▶ [TASK DIRECTIONS]:
Look through the data below. Show each line where the string "JSON" occurs.

**********

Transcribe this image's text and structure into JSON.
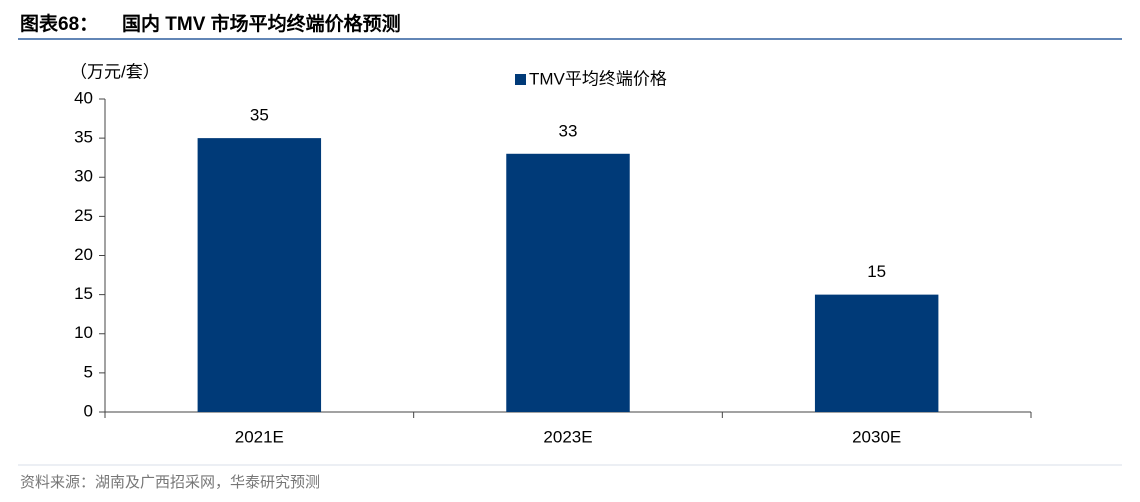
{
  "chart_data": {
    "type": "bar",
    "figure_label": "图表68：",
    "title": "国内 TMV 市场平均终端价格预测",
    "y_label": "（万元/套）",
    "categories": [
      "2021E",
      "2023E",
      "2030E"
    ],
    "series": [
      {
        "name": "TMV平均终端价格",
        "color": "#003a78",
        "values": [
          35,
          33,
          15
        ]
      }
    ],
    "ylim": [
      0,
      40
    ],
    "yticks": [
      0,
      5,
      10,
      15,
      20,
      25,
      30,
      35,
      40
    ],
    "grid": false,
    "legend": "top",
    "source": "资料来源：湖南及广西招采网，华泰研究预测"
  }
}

**********

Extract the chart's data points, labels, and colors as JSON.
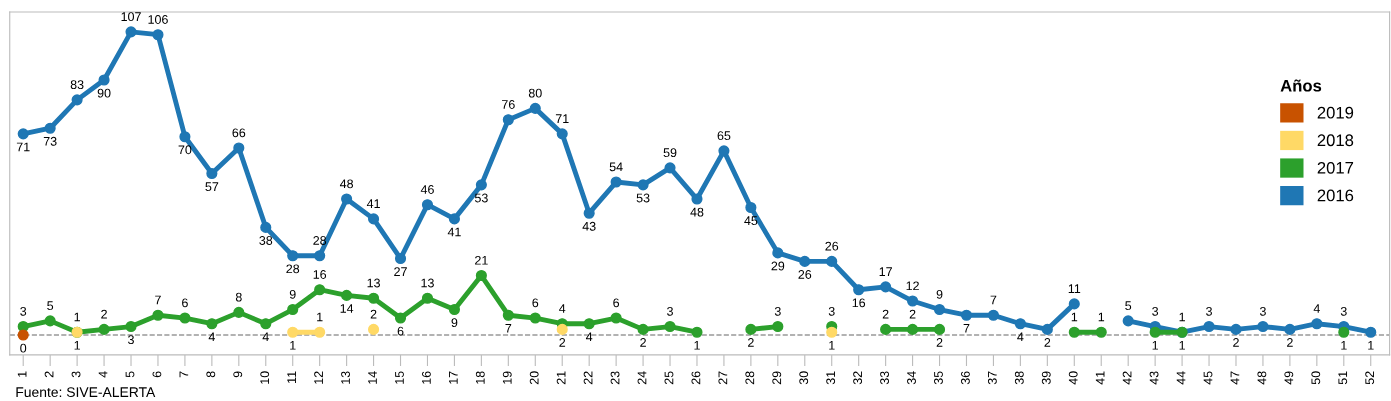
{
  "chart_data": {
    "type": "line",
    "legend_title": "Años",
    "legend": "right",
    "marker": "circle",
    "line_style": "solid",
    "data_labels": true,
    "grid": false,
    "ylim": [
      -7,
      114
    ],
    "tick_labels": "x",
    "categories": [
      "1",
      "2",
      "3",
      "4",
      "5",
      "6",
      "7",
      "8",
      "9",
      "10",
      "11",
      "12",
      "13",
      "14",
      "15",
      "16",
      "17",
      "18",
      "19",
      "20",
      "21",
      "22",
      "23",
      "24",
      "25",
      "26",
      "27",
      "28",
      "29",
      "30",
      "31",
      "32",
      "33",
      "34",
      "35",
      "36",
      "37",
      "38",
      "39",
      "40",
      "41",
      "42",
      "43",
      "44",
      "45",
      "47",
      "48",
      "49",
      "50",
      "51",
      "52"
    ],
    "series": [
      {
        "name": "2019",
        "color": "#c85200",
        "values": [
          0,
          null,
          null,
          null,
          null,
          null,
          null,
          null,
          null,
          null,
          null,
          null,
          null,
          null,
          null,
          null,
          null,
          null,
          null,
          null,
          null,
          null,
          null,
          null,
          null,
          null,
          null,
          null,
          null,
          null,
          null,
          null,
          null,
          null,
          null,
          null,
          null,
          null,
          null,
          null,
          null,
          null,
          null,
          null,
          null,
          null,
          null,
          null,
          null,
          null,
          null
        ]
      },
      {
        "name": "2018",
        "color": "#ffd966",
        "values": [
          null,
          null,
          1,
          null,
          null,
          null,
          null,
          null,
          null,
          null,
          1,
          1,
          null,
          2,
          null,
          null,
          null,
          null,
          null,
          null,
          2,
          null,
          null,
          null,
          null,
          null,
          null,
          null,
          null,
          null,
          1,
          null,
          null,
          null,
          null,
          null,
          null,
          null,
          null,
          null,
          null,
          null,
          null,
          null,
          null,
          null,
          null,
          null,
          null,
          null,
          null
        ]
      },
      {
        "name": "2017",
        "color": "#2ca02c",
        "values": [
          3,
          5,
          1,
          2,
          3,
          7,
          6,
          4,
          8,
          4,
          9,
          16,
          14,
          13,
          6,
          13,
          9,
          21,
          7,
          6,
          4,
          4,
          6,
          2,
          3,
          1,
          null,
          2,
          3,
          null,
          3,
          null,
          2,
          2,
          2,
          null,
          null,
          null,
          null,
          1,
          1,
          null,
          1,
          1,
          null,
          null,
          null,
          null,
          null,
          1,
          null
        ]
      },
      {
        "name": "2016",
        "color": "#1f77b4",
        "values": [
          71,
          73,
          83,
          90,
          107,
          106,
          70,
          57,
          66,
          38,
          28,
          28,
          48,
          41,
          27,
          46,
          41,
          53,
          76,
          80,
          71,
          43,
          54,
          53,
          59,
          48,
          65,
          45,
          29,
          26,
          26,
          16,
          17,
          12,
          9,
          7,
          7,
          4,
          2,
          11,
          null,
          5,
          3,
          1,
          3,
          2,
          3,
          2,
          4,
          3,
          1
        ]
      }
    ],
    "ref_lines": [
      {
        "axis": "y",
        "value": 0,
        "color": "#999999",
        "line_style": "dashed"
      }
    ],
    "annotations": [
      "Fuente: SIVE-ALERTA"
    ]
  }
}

**********

▶ [COMPLETE RESPONSE]:
Transcribe this image's text and structure into JSON.
Extract the chart's data points, labels, and colors as JSON.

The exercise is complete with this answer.